>> Begin Extracted entries

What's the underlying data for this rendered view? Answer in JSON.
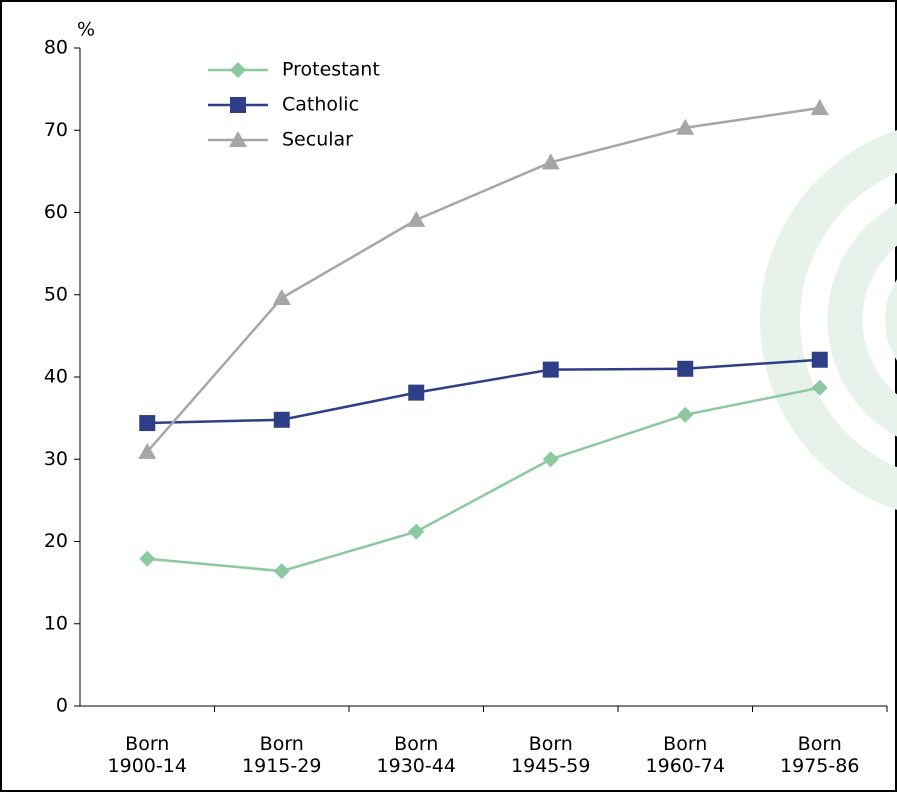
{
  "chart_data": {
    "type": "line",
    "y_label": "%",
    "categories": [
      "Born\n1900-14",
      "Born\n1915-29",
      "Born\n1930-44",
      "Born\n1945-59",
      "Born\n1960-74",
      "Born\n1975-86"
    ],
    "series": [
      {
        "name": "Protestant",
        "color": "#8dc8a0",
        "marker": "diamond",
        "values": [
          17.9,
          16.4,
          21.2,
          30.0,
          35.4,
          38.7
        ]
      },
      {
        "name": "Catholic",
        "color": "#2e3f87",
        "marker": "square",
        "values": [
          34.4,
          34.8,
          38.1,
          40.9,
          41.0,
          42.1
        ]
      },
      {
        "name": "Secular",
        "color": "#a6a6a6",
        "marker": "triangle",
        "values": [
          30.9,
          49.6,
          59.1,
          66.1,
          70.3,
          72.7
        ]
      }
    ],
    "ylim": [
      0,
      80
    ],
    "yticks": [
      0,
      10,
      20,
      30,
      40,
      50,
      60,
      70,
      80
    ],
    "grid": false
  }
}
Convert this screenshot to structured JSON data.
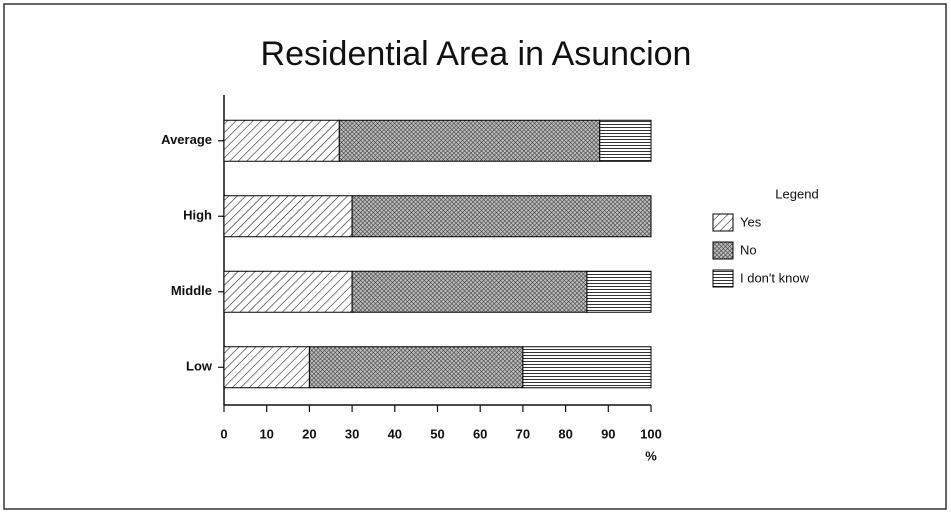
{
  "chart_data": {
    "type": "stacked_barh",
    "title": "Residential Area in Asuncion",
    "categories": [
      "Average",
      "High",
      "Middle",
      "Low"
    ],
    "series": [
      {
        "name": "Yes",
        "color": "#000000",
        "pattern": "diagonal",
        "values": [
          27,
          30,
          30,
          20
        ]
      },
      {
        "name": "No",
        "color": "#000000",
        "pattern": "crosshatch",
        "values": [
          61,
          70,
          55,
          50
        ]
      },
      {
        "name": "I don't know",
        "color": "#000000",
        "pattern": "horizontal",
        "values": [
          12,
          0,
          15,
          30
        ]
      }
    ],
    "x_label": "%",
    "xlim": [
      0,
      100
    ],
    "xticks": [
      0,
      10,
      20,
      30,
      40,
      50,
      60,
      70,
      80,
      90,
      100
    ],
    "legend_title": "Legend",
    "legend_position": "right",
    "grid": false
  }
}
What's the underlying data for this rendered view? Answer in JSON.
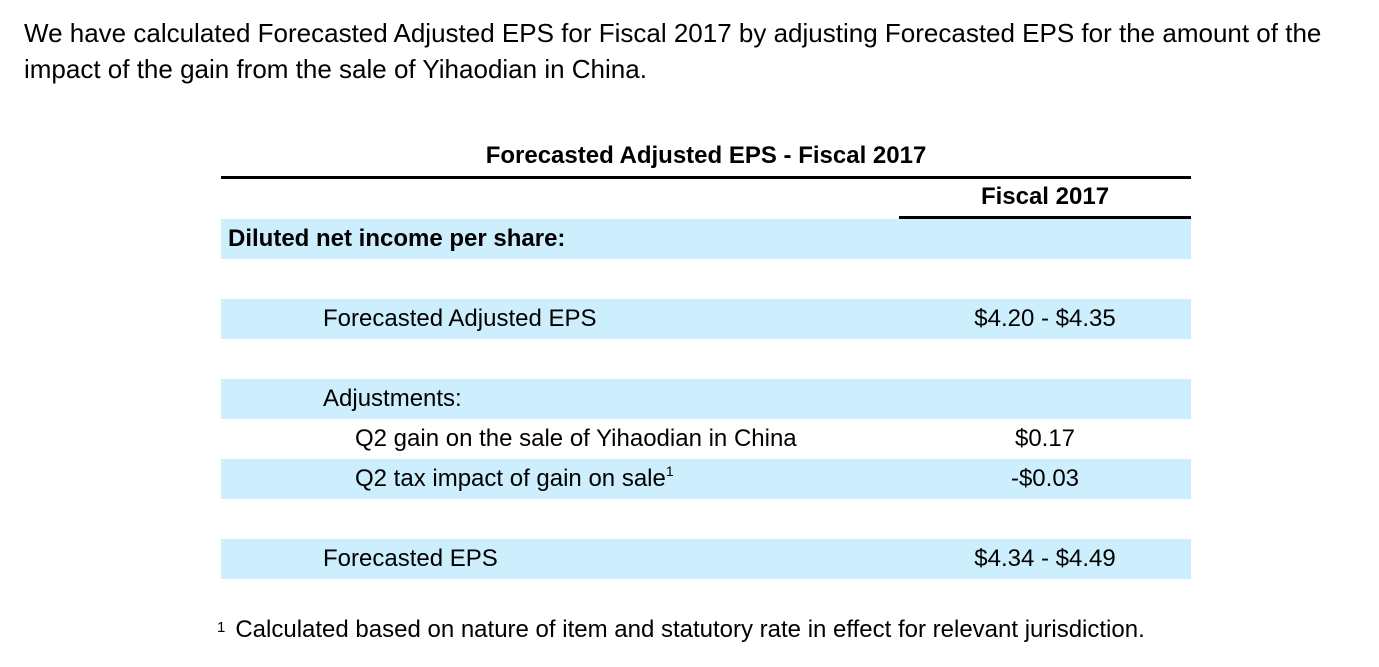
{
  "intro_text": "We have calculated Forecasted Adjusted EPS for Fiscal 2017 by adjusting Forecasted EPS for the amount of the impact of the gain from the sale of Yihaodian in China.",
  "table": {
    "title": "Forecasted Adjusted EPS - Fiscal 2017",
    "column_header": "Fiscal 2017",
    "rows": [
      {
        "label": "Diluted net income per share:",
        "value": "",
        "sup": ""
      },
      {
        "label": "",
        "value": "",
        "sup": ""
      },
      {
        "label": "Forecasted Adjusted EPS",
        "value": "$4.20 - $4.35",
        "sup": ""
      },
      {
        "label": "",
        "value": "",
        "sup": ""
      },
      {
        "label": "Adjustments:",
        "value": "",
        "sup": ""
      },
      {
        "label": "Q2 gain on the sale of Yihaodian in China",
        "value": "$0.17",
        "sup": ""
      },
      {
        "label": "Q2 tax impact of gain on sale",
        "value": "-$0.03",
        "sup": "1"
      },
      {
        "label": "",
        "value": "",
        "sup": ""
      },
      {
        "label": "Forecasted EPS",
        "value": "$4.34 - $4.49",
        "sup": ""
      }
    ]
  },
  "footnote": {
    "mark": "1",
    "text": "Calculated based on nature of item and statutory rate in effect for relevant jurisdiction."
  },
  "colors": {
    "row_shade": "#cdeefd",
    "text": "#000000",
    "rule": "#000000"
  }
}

>> End Extracted entries

What is required
In the entries above, find every line with the word "pattern" and list it.

Correct output
        "pattern": "diagonal",
        "pattern": "crosshatch",
        "pattern": "horizontal",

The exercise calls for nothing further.